Stored records:
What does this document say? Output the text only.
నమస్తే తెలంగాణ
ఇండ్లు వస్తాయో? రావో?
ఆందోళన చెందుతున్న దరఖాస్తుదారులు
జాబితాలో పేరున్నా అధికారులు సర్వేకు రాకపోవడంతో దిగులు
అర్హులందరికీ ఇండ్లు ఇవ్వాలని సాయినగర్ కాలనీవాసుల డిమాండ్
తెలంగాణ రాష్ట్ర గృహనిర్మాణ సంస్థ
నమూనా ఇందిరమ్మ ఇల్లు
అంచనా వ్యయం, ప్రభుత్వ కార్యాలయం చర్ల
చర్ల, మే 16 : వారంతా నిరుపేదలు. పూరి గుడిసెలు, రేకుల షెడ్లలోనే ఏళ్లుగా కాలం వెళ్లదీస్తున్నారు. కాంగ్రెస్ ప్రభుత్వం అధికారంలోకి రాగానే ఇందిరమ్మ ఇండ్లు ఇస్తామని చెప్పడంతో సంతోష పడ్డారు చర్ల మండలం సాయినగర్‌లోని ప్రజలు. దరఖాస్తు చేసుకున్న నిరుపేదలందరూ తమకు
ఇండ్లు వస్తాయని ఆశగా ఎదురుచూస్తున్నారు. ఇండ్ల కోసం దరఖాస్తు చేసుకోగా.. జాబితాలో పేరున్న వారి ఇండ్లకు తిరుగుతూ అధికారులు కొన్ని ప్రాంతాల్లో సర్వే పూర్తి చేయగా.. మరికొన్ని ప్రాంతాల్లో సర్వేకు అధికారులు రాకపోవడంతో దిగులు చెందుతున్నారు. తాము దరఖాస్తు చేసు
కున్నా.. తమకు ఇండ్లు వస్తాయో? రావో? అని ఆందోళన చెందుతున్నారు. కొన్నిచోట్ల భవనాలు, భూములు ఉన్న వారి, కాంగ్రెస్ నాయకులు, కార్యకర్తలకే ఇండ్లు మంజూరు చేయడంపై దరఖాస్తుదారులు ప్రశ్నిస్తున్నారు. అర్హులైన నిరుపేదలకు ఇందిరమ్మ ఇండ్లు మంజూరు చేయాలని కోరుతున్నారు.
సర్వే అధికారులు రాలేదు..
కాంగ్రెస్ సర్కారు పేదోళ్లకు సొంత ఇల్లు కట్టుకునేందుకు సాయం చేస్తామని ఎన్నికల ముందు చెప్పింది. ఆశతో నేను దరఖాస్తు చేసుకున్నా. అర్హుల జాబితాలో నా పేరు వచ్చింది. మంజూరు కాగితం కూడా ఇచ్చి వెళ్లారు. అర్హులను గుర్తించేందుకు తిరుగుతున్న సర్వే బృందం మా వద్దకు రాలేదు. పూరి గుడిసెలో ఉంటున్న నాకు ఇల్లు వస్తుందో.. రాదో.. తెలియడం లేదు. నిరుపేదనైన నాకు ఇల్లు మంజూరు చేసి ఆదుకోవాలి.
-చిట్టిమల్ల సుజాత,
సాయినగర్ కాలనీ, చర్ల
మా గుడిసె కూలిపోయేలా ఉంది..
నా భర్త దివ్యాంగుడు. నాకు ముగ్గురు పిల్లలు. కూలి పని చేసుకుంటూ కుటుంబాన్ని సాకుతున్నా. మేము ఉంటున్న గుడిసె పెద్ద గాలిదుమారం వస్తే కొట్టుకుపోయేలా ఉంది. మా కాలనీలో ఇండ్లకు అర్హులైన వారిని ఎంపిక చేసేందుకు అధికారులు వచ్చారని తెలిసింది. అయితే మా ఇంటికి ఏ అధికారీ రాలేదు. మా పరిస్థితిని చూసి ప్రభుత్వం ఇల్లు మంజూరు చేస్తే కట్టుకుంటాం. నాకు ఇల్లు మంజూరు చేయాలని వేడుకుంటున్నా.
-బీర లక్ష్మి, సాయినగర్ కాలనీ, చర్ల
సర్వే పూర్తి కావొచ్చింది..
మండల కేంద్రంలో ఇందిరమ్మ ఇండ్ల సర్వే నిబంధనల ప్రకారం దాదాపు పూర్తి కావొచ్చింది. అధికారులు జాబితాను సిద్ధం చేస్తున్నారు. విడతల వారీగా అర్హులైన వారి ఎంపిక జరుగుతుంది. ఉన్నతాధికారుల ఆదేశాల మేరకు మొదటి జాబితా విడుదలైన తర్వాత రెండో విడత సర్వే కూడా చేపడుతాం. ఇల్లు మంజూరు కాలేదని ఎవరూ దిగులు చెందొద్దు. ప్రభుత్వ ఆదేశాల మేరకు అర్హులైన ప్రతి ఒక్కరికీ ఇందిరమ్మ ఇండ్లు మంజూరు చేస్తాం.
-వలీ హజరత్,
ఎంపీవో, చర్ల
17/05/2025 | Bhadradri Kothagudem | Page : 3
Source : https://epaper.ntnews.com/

### TASK STATEMENT
Set every line of the listing down word for word.

### SOLUTION TO THE PROBLEM
What does this document say? Output the text only.
నమస్తే తెలంగాణ
ఇండ్లు వస్తాయో? రావో?
ఆందోళన చెందుతున్న దరఖాస్తుదారులు
జాబితాలో పేరున్నా అధికారులు సర్వేకు రాకపోవడంతో దిగులు
అర్హులందరికీ ఇండ్లు ఇవ్వాలని సాయినగర్ కాలనీవాసుల డిమాండ్
తెలంగాణ రాష్ట్ర గృహనిర్మాణ సంస్థ
నమూనా ఇందిరమ్మ ఇల్లు
అంచనా వ్యయం, ప్రభుత్వ కార్యాలయం చర్ల
చర్ల, మే 16 : వారంతా నిరుపేదలు. పూరి గుడిసెలు, రేకుల షెడ్లలోనే ఏళ్లుగా కాలం వెళ్లదీస్తున్నారు. కాంగ్రెస్ ప్రభుత్వం అధికారంలోకి రాగానే ఇందిరమ్మ ఇండ్లు ఇస్తామని చెప్పడంతో సంతోష పడ్డారు చర్ల మండలం సాయినగర్‌లోని ప్రజలు. దరఖాస్తు చేసుకున్న నిరుపేదలందరూ తమకు
ఇండ్లు వస్తాయని ఆశగా ఎదురుచూస్తున్నారు. ఇండ్ల కోసం దరఖాస్తు చేసుకోగా.. జాబితాలో పేరున్న వారి ఇండ్లకు తిరుగుతూ అధికారులు కొన్ని ప్రాంతాల్లో సర్వే పూర్తి చేయగా.. మరికొన్ని ప్రాంతాల్లో సర్వేకు అధికారులు రాకపోవడంతో దిగులు చెందుతున్నారు. తాము దరఖాస్తు చేసు
కున్నా.. తమకు ఇండ్లు వస్తాయో? రావో? అని ఆందోళన చెందుతున్నారు. కొన్నిచోట్ల భవనాలు, భూములు ఉన్న వారి, కాంగ్రెస్ నాయకులు, కార్యకర్తలకే ఇండ్లు మంజూరు చేయడంపై దరఖాస్తుదారులు ప్రశ్నిస్తున్నారు. అర్హులైన నిరుపేదలకు ఇందిరమ్మ ఇండ్లు మంజూరు చేయాలని కోరుతున్నారు.
సర్వే అధికారులు రాలేదు..
కాంగ్రెస్ సర్కారు పేదోళ్లకు సొంత ఇల్లు కట్టుకునేందుకు సాయం చేస్తామని ఎన్నికల ముందు చెప్పింది. ఆశతో నేను దరఖాస్తు చేసుకున్నా. అర్హుల జాబితాలో నా పేరు వచ్చింది. మంజూరు కాగితం కూడా ఇచ్చి వెళ్లారు. అర్హులను గుర్తించేందుకు తిరుగుతున్న సర్వే బృందం మా వద్దకు రాలేదు. పూరి గుడిసెలో ఉంటున్న నాకు ఇల్లు వస్తుందో.. రాదో.. తెలియడం లేదు. నిరుపేదనైన నాకు ఇల్లు మంజూరు చేసి ఆదుకోవాలి.
-చిట్టిమల్ల సుజాత,
సాయినగర్ కాలనీ, చర్ల
మా గుడిసె కూలిపోయేలా ఉంది..
నా భర్త దివ్యాంగుడు. నాకు ముగ్గురు పిల్లలు. కూలి పని చేసుకుంటూ కుటుంబాన్ని సాకుతున్నా. మేము ఉంటున్న గుడిసె పెద్ద గాలిదుమారం వస్తే కొట్టుకుపోయేలా ఉంది. మా కాలనీలో ఇండ్లకు అర్హులైన వారిని ఎంపిక చేసేందుకు అధికారులు వచ్చారని తెలిసింది. అయితే మా ఇంటికి ఏ అధికారీ రాలేదు. మా పరిస్థితిని చూసి ప్రభుత్వం ఇల్లు మంజూరు చేస్తే కట్టుకుంటాం. నాకు ఇల్లు మంజూరు చేయాలని వేడుకుంటున్నా.
-బీర లక్ష్మి, సాయినగర్ కాలనీ, చర్ల
సర్వే పూర్తి కావొచ్చింది..
మండల కేంద్రంలో ఇందిరమ్మ ఇండ్ల సర్వే నిబంధనల ప్రకారం దాదాపు పూర్తి కావొచ్చింది. అధికారులు జాబితాను సిద్ధం చేస్తున్నారు. విడతల వారీగా అర్హులైన వారి ఎంపిక జరుగుతుంది. ఉన్నతాధికారుల ఆదేశాల మేరకు మొదటి జాబితా విడుదలైన తర్వాత రెండో విడత సర్వే కూడా చేపడుతాం. ఇల్లు మంజూరు కాలేదని ఎవరూ దిగులు చెందొద్దు. ప్రభుత్వ ఆదేశాల మేరకు అర్హులైన ప్రతి ఒక్కరికీ ఇందిరమ్మ ఇండ్లు మంజూరు చేస్తాం.
-వలీ హజరత్,
ఎంపీవో, చర్ల
17/05/2025 | Bhadradri Kothagudem | Page : 3
Source : https://epaper.ntnews.com/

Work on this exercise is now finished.